# [Set problem]
Below are entries to be transcribed exactly; exclude the pictures from the copy.

# [Data provided]
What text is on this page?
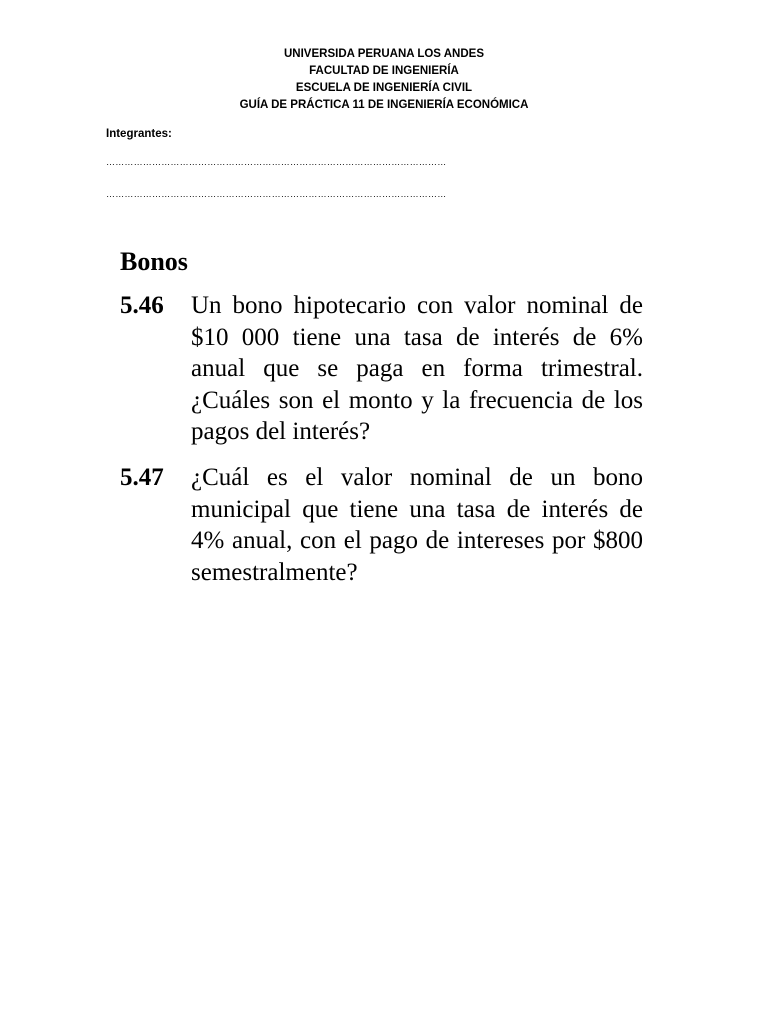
UNIVERSIDA PERUANA LOS ANDES
FACULTAD DE INGENIERÍA
ESCUELA DE INGENIERÍA CIVIL
GUÍA DE PRÁCTICA 11 DE INGENIERÍA ECONÓMICA
Integrantes:
…………………………………………………………………………………………………
…………………………………………………………………………………………………
Bonos
5.46 Un bono hipotecario con valor nominal de $10 000 tiene una tasa de interés de 6% anual que se paga en forma trimestral. ¿Cuáles son el monto y la frecuencia de los pagos del interés?
5.47 ¿Cuál es el valor nominal de un bono municipal que tiene una tasa de interés de 4% anual, con el pago de intereses por $800 semestralmente?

# [Response]
What text is on this page?
UNIVERSIDA PERUANA LOS ANDES
FACULTAD DE INGENIERÍA
ESCUELA DE INGENIERÍA CIVIL
GUÍA DE PRÁCTICA 11 DE INGENIERÍA ECONÓMICA
Integrantes:
…………………………………………………………………………………………………
…………………………………………………………………………………………………
Bonos
5.46 Un bono hipotecario con valor nominal de $10 000 tiene una tasa de interés de 6% anual que se paga en forma trimestral. ¿Cuáles son el monto y la frecuencia de los pagos del interés?
5.47 ¿Cuál es el valor nominal de un bono municipal que tiene una tasa de interés de 4% anual, con el pago de intereses por $800 semestralmente?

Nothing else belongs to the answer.